— Begin —
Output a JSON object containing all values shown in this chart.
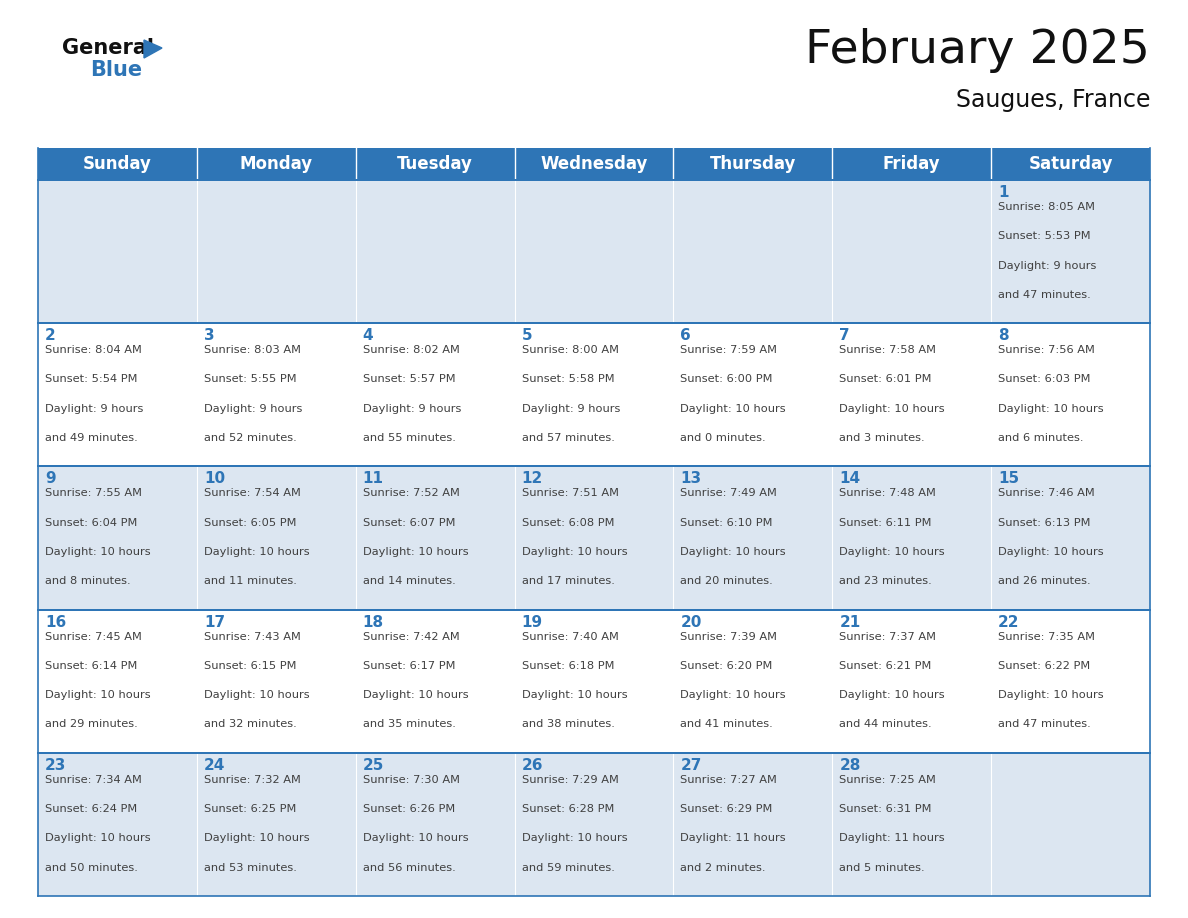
{
  "title": "February 2025",
  "subtitle": "Saugues, France",
  "header_bg_color": "#2e75b6",
  "header_text_color": "#ffffff",
  "days_of_week": [
    "Sunday",
    "Monday",
    "Tuesday",
    "Wednesday",
    "Thursday",
    "Friday",
    "Saturday"
  ],
  "bg_color": "#ffffff",
  "cell_bg_even": "#dce6f1",
  "cell_bg_odd": "#ffffff",
  "day_number_color": "#2e75b6",
  "text_color": "#404040",
  "grid_color": "#2e75b6",
  "calendar_data": [
    [
      null,
      null,
      null,
      null,
      null,
      null,
      {
        "day": 1,
        "sunrise": "8:05 AM",
        "sunset": "5:53 PM",
        "daylight": "9 hours and 47 minutes."
      }
    ],
    [
      {
        "day": 2,
        "sunrise": "8:04 AM",
        "sunset": "5:54 PM",
        "daylight": "9 hours and 49 minutes."
      },
      {
        "day": 3,
        "sunrise": "8:03 AM",
        "sunset": "5:55 PM",
        "daylight": "9 hours and 52 minutes."
      },
      {
        "day": 4,
        "sunrise": "8:02 AM",
        "sunset": "5:57 PM",
        "daylight": "9 hours and 55 minutes."
      },
      {
        "day": 5,
        "sunrise": "8:00 AM",
        "sunset": "5:58 PM",
        "daylight": "9 hours and 57 minutes."
      },
      {
        "day": 6,
        "sunrise": "7:59 AM",
        "sunset": "6:00 PM",
        "daylight": "10 hours and 0 minutes."
      },
      {
        "day": 7,
        "sunrise": "7:58 AM",
        "sunset": "6:01 PM",
        "daylight": "10 hours and 3 minutes."
      },
      {
        "day": 8,
        "sunrise": "7:56 AM",
        "sunset": "6:03 PM",
        "daylight": "10 hours and 6 minutes."
      }
    ],
    [
      {
        "day": 9,
        "sunrise": "7:55 AM",
        "sunset": "6:04 PM",
        "daylight": "10 hours and 8 minutes."
      },
      {
        "day": 10,
        "sunrise": "7:54 AM",
        "sunset": "6:05 PM",
        "daylight": "10 hours and 11 minutes."
      },
      {
        "day": 11,
        "sunrise": "7:52 AM",
        "sunset": "6:07 PM",
        "daylight": "10 hours and 14 minutes."
      },
      {
        "day": 12,
        "sunrise": "7:51 AM",
        "sunset": "6:08 PM",
        "daylight": "10 hours and 17 minutes."
      },
      {
        "day": 13,
        "sunrise": "7:49 AM",
        "sunset": "6:10 PM",
        "daylight": "10 hours and 20 minutes."
      },
      {
        "day": 14,
        "sunrise": "7:48 AM",
        "sunset": "6:11 PM",
        "daylight": "10 hours and 23 minutes."
      },
      {
        "day": 15,
        "sunrise": "7:46 AM",
        "sunset": "6:13 PM",
        "daylight": "10 hours and 26 minutes."
      }
    ],
    [
      {
        "day": 16,
        "sunrise": "7:45 AM",
        "sunset": "6:14 PM",
        "daylight": "10 hours and 29 minutes."
      },
      {
        "day": 17,
        "sunrise": "7:43 AM",
        "sunset": "6:15 PM",
        "daylight": "10 hours and 32 minutes."
      },
      {
        "day": 18,
        "sunrise": "7:42 AM",
        "sunset": "6:17 PM",
        "daylight": "10 hours and 35 minutes."
      },
      {
        "day": 19,
        "sunrise": "7:40 AM",
        "sunset": "6:18 PM",
        "daylight": "10 hours and 38 minutes."
      },
      {
        "day": 20,
        "sunrise": "7:39 AM",
        "sunset": "6:20 PM",
        "daylight": "10 hours and 41 minutes."
      },
      {
        "day": 21,
        "sunrise": "7:37 AM",
        "sunset": "6:21 PM",
        "daylight": "10 hours and 44 minutes."
      },
      {
        "day": 22,
        "sunrise": "7:35 AM",
        "sunset": "6:22 PM",
        "daylight": "10 hours and 47 minutes."
      }
    ],
    [
      {
        "day": 23,
        "sunrise": "7:34 AM",
        "sunset": "6:24 PM",
        "daylight": "10 hours and 50 minutes."
      },
      {
        "day": 24,
        "sunrise": "7:32 AM",
        "sunset": "6:25 PM",
        "daylight": "10 hours and 53 minutes."
      },
      {
        "day": 25,
        "sunrise": "7:30 AM",
        "sunset": "6:26 PM",
        "daylight": "10 hours and 56 minutes."
      },
      {
        "day": 26,
        "sunrise": "7:29 AM",
        "sunset": "6:28 PM",
        "daylight": "10 hours and 59 minutes."
      },
      {
        "day": 27,
        "sunrise": "7:27 AM",
        "sunset": "6:29 PM",
        "daylight": "11 hours and 2 minutes."
      },
      {
        "day": 28,
        "sunrise": "7:25 AM",
        "sunset": "6:31 PM",
        "daylight": "11 hours and 5 minutes."
      },
      null
    ]
  ],
  "logo_blue_color": "#2e75b6",
  "title_fontsize": 34,
  "subtitle_fontsize": 17,
  "header_fontsize": 12,
  "day_num_fontsize": 11,
  "cell_text_fontsize": 8.2
}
— End —
GIVEN INSTRUCTION
Write the records out again in full, exactly, and skip every picture.

PROBLEM SOLUTION
Output a JSON object containing all values shown in this chart.
{
  "title": "February 2025",
  "subtitle": "Saugues, France",
  "header_bg_color": "#2e75b6",
  "header_text_color": "#ffffff",
  "days_of_week": [
    "Sunday",
    "Monday",
    "Tuesday",
    "Wednesday",
    "Thursday",
    "Friday",
    "Saturday"
  ],
  "bg_color": "#ffffff",
  "cell_bg_even": "#dce6f1",
  "cell_bg_odd": "#ffffff",
  "day_number_color": "#2e75b6",
  "text_color": "#404040",
  "grid_color": "#2e75b6",
  "calendar_data": [
    [
      null,
      null,
      null,
      null,
      null,
      null,
      {
        "day": 1,
        "sunrise": "8:05 AM",
        "sunset": "5:53 PM",
        "daylight": "9 hours and 47 minutes."
      }
    ],
    [
      {
        "day": 2,
        "sunrise": "8:04 AM",
        "sunset": "5:54 PM",
        "daylight": "9 hours and 49 minutes."
      },
      {
        "day": 3,
        "sunrise": "8:03 AM",
        "sunset": "5:55 PM",
        "daylight": "9 hours and 52 minutes."
      },
      {
        "day": 4,
        "sunrise": "8:02 AM",
        "sunset": "5:57 PM",
        "daylight": "9 hours and 55 minutes."
      },
      {
        "day": 5,
        "sunrise": "8:00 AM",
        "sunset": "5:58 PM",
        "daylight": "9 hours and 57 minutes."
      },
      {
        "day": 6,
        "sunrise": "7:59 AM",
        "sunset": "6:00 PM",
        "daylight": "10 hours and 0 minutes."
      },
      {
        "day": 7,
        "sunrise": "7:58 AM",
        "sunset": "6:01 PM",
        "daylight": "10 hours and 3 minutes."
      },
      {
        "day": 8,
        "sunrise": "7:56 AM",
        "sunset": "6:03 PM",
        "daylight": "10 hours and 6 minutes."
      }
    ],
    [
      {
        "day": 9,
        "sunrise": "7:55 AM",
        "sunset": "6:04 PM",
        "daylight": "10 hours and 8 minutes."
      },
      {
        "day": 10,
        "sunrise": "7:54 AM",
        "sunset": "6:05 PM",
        "daylight": "10 hours and 11 minutes."
      },
      {
        "day": 11,
        "sunrise": "7:52 AM",
        "sunset": "6:07 PM",
        "daylight": "10 hours and 14 minutes."
      },
      {
        "day": 12,
        "sunrise": "7:51 AM",
        "sunset": "6:08 PM",
        "daylight": "10 hours and 17 minutes."
      },
      {
        "day": 13,
        "sunrise": "7:49 AM",
        "sunset": "6:10 PM",
        "daylight": "10 hours and 20 minutes."
      },
      {
        "day": 14,
        "sunrise": "7:48 AM",
        "sunset": "6:11 PM",
        "daylight": "10 hours and 23 minutes."
      },
      {
        "day": 15,
        "sunrise": "7:46 AM",
        "sunset": "6:13 PM",
        "daylight": "10 hours and 26 minutes."
      }
    ],
    [
      {
        "day": 16,
        "sunrise": "7:45 AM",
        "sunset": "6:14 PM",
        "daylight": "10 hours and 29 minutes."
      },
      {
        "day": 17,
        "sunrise": "7:43 AM",
        "sunset": "6:15 PM",
        "daylight": "10 hours and 32 minutes."
      },
      {
        "day": 18,
        "sunrise": "7:42 AM",
        "sunset": "6:17 PM",
        "daylight": "10 hours and 35 minutes."
      },
      {
        "day": 19,
        "sunrise": "7:40 AM",
        "sunset": "6:18 PM",
        "daylight": "10 hours and 38 minutes."
      },
      {
        "day": 20,
        "sunrise": "7:39 AM",
        "sunset": "6:20 PM",
        "daylight": "10 hours and 41 minutes."
      },
      {
        "day": 21,
        "sunrise": "7:37 AM",
        "sunset": "6:21 PM",
        "daylight": "10 hours and 44 minutes."
      },
      {
        "day": 22,
        "sunrise": "7:35 AM",
        "sunset": "6:22 PM",
        "daylight": "10 hours and 47 minutes."
      }
    ],
    [
      {
        "day": 23,
        "sunrise": "7:34 AM",
        "sunset": "6:24 PM",
        "daylight": "10 hours and 50 minutes."
      },
      {
        "day": 24,
        "sunrise": "7:32 AM",
        "sunset": "6:25 PM",
        "daylight": "10 hours and 53 minutes."
      },
      {
        "day": 25,
        "sunrise": "7:30 AM",
        "sunset": "6:26 PM",
        "daylight": "10 hours and 56 minutes."
      },
      {
        "day": 26,
        "sunrise": "7:29 AM",
        "sunset": "6:28 PM",
        "daylight": "10 hours and 59 minutes."
      },
      {
        "day": 27,
        "sunrise": "7:27 AM",
        "sunset": "6:29 PM",
        "daylight": "11 hours and 2 minutes."
      },
      {
        "day": 28,
        "sunrise": "7:25 AM",
        "sunset": "6:31 PM",
        "daylight": "11 hours and 5 minutes."
      },
      null
    ]
  ],
  "logo_blue_color": "#2e75b6",
  "title_fontsize": 34,
  "subtitle_fontsize": 17,
  "header_fontsize": 12,
  "day_num_fontsize": 11,
  "cell_text_fontsize": 8.2
}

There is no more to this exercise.